Extract every line of the material below and reproduce it faithfully.

---

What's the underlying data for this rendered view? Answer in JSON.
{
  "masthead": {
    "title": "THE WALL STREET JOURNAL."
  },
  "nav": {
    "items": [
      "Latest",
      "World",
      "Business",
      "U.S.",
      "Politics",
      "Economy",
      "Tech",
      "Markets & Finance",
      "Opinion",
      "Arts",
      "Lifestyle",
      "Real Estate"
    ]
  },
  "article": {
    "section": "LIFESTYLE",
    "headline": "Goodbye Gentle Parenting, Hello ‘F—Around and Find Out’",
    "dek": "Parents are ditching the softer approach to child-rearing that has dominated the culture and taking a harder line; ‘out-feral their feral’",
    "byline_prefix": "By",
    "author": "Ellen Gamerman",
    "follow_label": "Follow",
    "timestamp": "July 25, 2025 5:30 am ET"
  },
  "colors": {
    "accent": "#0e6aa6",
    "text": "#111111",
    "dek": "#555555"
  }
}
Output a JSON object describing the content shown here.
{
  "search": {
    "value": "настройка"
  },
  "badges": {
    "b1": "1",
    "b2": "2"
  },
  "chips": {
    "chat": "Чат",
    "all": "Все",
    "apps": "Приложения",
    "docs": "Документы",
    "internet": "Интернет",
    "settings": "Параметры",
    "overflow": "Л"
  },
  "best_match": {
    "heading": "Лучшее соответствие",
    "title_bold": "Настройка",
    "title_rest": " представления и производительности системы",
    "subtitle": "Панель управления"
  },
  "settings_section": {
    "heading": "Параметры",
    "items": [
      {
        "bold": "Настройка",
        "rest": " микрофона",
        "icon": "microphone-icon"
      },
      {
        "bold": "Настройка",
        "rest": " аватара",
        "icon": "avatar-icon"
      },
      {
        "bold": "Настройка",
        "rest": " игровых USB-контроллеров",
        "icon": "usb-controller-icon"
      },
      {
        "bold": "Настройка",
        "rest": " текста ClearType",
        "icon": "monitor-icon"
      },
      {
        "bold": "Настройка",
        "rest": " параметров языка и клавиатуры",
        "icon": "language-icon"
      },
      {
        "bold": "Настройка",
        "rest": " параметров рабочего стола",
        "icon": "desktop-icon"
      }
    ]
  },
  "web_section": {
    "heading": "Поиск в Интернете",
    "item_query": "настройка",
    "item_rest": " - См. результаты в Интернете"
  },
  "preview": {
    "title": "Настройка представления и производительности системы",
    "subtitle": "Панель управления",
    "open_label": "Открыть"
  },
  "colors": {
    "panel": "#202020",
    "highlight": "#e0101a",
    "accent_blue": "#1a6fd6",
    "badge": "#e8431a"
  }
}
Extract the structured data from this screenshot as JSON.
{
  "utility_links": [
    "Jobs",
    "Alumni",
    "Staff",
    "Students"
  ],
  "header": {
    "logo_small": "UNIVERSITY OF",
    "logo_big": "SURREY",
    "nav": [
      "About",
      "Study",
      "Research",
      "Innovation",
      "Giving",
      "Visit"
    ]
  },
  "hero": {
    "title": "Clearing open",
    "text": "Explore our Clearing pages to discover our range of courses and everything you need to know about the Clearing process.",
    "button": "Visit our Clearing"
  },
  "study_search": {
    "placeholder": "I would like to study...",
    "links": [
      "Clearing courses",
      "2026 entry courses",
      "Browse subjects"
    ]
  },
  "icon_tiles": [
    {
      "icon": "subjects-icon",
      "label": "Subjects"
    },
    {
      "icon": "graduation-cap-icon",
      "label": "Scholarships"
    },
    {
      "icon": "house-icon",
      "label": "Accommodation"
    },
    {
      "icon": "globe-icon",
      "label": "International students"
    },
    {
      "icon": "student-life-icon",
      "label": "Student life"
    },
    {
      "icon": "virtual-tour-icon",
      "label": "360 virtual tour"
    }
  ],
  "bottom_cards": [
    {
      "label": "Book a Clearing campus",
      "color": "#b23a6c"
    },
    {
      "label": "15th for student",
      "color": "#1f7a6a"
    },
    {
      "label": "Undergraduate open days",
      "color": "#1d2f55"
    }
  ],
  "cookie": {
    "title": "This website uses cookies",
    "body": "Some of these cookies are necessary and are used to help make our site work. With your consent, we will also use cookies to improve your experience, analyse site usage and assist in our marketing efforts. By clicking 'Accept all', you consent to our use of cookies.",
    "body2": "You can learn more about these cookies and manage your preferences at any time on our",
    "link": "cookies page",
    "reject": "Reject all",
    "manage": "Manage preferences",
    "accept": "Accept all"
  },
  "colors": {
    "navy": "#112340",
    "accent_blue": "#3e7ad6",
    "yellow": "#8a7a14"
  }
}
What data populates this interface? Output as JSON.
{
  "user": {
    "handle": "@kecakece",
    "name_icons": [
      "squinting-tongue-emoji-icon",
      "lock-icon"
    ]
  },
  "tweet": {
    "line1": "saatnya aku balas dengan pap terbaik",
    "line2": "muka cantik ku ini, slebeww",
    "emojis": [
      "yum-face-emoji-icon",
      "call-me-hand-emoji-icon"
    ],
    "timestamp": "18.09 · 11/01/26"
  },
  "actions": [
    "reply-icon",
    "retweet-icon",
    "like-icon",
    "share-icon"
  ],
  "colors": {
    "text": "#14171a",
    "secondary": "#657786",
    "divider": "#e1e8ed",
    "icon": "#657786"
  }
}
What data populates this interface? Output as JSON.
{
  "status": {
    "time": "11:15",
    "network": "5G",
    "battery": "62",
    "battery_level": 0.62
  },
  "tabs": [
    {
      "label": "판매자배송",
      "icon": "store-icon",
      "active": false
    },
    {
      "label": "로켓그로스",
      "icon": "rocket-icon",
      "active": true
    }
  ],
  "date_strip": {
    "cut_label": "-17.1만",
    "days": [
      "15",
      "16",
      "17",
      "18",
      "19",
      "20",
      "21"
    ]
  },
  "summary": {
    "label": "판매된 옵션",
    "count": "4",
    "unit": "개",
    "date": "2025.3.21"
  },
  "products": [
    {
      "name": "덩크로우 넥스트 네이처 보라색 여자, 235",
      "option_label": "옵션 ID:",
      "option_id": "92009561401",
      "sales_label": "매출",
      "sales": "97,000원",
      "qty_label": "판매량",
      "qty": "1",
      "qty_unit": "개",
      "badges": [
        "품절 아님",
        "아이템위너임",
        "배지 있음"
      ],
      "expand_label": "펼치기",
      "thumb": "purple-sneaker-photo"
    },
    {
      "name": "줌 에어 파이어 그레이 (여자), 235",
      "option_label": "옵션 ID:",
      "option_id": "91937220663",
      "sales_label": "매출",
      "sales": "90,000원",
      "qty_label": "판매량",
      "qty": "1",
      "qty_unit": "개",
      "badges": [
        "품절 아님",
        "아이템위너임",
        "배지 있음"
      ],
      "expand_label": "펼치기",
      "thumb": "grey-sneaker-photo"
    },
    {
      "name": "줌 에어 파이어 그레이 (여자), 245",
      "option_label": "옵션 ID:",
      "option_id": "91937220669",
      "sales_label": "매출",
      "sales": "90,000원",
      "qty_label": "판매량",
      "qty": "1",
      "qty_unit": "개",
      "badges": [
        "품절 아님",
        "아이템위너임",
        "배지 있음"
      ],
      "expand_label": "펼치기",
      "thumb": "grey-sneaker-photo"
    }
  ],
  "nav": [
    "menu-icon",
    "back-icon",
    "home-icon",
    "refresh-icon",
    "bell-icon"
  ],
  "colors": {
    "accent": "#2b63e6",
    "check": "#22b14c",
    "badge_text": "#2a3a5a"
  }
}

---

-- Answer below --
What's the underlying data for this rendered view? Answer in JSON.
{
  "masthead": {
    "title": "THE WALL STREET JOURNAL."
  },
  "nav": {
    "items": [
      "Latest",
      "World",
      "Business",
      "U.S.",
      "Politics",
      "Economy",
      "Tech",
      "Markets & Finance",
      "Opinion",
      "Arts",
      "Lifestyle",
      "Real Estate"
    ]
  },
  "article": {
    "section": "LIFESTYLE",
    "headline": "Goodbye Gentle Parenting, Hello ‘F—Around and Find Out’",
    "dek": "Parents are ditching the softer approach to child-rearing that has dominated the culture and taking a harder line; ‘out-feral their feral’",
    "byline_prefix": "By",
    "author": "Ellen Gamerman",
    "follow_label": "Follow",
    "timestamp": "July 25, 2025 5:30 am ET"
  },
  "colors": {
    "accent": "#0e6aa6",
    "text": "#111111",
    "dek": "#555555"
  }
}
Output a JSON object describing the content shown here.
{
  "search": {
    "value": "настройка"
  },
  "badges": {
    "b1": "1",
    "b2": "2"
  },
  "chips": {
    "chat": "Чат",
    "all": "Все",
    "apps": "Приложения",
    "docs": "Документы",
    "internet": "Интернет",
    "settings": "Параметры",
    "overflow": "Л"
  },
  "best_match": {
    "heading": "Лучшее соответствие",
    "title_bold": "Настройка",
    "title_rest": " представления и производительности системы",
    "subtitle": "Панель управления"
  },
  "settings_section": {
    "heading": "Параметры",
    "items": [
      {
        "bold": "Настройка",
        "rest": " микрофона",
        "icon": "microphone-icon"
      },
      {
        "bold": "Настройка",
        "rest": " аватара",
        "icon": "avatar-icon"
      },
      {
        "bold": "Настройка",
        "rest": " игровых USB-контроллеров",
        "icon": "usb-controller-icon"
      },
      {
        "bold": "Настройка",
        "rest": " текста ClearType",
        "icon": "monitor-icon"
      },
      {
        "bold": "Настройка",
        "rest": " параметров языка и клавиатуры",
        "icon": "language-icon"
      },
      {
        "bold": "Настройка",
        "rest": " параметров рабочего стола",
        "icon": "desktop-icon"
      }
    ]
  },
  "web_section": {
    "heading": "Поиск в Интернете",
    "item_query": "настройка",
    "item_rest": " - См. результаты в Интернете"
  },
  "preview": {
    "title": "Настройка представления и производительности системы",
    "subtitle": "Панель управления",
    "open_label": "Открыть"
  },
  "colors": {
    "panel": "#202020",
    "highlight": "#e0101a",
    "accent_blue": "#1a6fd6",
    "badge": "#e8431a"
  }
}
Extract the structured data from this screenshot as JSON.
{
  "utility_links": [
    "Jobs",
    "Alumni",
    "Staff",
    "Students"
  ],
  "header": {
    "logo_small": "UNIVERSITY OF",
    "logo_big": "SURREY",
    "nav": [
      "About",
      "Study",
      "Research",
      "Innovation",
      "Giving",
      "Visit"
    ]
  },
  "hero": {
    "title": "Clearing open",
    "text": "Explore our Clearing pages to discover our range of courses and everything you need to know about the Clearing process.",
    "button": "Visit our Clearing"
  },
  "study_search": {
    "placeholder": "I would like to study...",
    "links": [
      "Clearing courses",
      "2026 entry courses",
      "Browse subjects"
    ]
  },
  "icon_tiles": [
    {
      "icon": "subjects-icon",
      "label": "Subjects"
    },
    {
      "icon": "graduation-cap-icon",
      "label": "Scholarships"
    },
    {
      "icon": "house-icon",
      "label": "Accommodation"
    },
    {
      "icon": "globe-icon",
      "label": "International students"
    },
    {
      "icon": "student-life-icon",
      "label": "Student life"
    },
    {
      "icon": "virtual-tour-icon",
      "label": "360 virtual tour"
    }
  ],
  "bottom_cards": [
    {
      "label": "Book a Clearing campus",
      "color": "#b23a6c"
    },
    {
      "label": "15th for student",
      "color": "#1f7a6a"
    },
    {
      "label": "Undergraduate open days",
      "color": "#1d2f55"
    }
  ],
  "cookie": {
    "title": "This website uses cookies",
    "body": "Some of these cookies are necessary and are used to help make our site work. With your consent, we will also use cookies to improve your experience, analyse site usage and assist in our marketing efforts. By clicking 'Accept all', you consent to our use of cookies.",
    "body2": "You can learn more about these cookies and manage your preferences at any time on our",
    "link": "cookies page",
    "reject": "Reject all",
    "manage": "Manage preferences",
    "accept": "Accept all"
  },
  "colors": {
    "navy": "#112340",
    "accent_blue": "#3e7ad6",
    "yellow": "#8a7a14"
  }
}
What data populates this interface? Output as JSON.
{
  "user": {
    "handle": "@kecakece",
    "name_icons": [
      "squinting-tongue-emoji-icon",
      "lock-icon"
    ]
  },
  "tweet": {
    "line1": "saatnya aku balas dengan pap terbaik",
    "line2": "muka cantik ku ini, slebeww",
    "emojis": [
      "yum-face-emoji-icon",
      "call-me-hand-emoji-icon"
    ],
    "timestamp": "18.09 · 11/01/26"
  },
  "actions": [
    "reply-icon",
    "retweet-icon",
    "like-icon",
    "share-icon"
  ],
  "colors": {
    "text": "#14171a",
    "secondary": "#657786",
    "divider": "#e1e8ed",
    "icon": "#657786"
  }
}
What data populates this interface? Output as JSON.
{
  "status": {
    "time": "11:15",
    "network": "5G",
    "battery": "62",
    "battery_level": 0.62
  },
  "tabs": [
    {
      "label": "판매자배송",
      "icon": "store-icon",
      "active": false
    },
    {
      "label": "로켓그로스",
      "icon": "rocket-icon",
      "active": true
    }
  ],
  "date_strip": {
    "cut_label": "-17.1만",
    "days": [
      "15",
      "16",
      "17",
      "18",
      "19",
      "20",
      "21"
    ]
  },
  "summary": {
    "label": "판매된 옵션",
    "count": "4",
    "unit": "개",
    "date": "2025.3.21"
  },
  "products": [
    {
      "name": "덩크로우 넥스트 네이처 보라색 여자, 235",
      "option_label": "옵션 ID:",
      "option_id": "92009561401",
      "sales_label": "매출",
      "sales": "97,000원",
      "qty_label": "판매량",
      "qty": "1",
      "qty_unit": "개",
      "badges": [
        "품절 아님",
        "아이템위너임",
        "배지 있음"
      ],
      "expand_label": "펼치기",
      "thumb": "purple-sneaker-photo"
    },
    {
      "name": "줌 에어 파이어 그레이 (여자), 235",
      "option_label": "옵션 ID:",
      "option_id": "91937220663",
      "sales_label": "매출",
      "sales": "90,000원",
      "qty_label": "판매량",
      "qty": "1",
      "qty_unit": "개",
      "badges": [
        "품절 아님",
        "아이템위너임",
        "배지 있음"
      ],
      "expand_label": "펼치기",
      "thumb": "grey-sneaker-photo"
    },
    {
      "name": "줌 에어 파이어 그레이 (여자), 245",
      "option_label": "옵션 ID:",
      "option_id": "91937220669",
      "sales_label": "매출",
      "sales": "90,000원",
      "qty_label": "판매량",
      "qty": "1",
      "qty_unit": "개",
      "badges": [
        "품절 아님",
        "아이템위너임",
        "배지 있음"
      ],
      "expand_label": "펼치기",
      "thumb": "grey-sneaker-photo"
    }
  ],
  "nav": [
    "menu-icon",
    "back-icon",
    "home-icon",
    "refresh-icon",
    "bell-icon"
  ],
  "colors": {
    "accent": "#2b63e6",
    "check": "#22b14c",
    "badge_text": "#2a3a5a"
  }
}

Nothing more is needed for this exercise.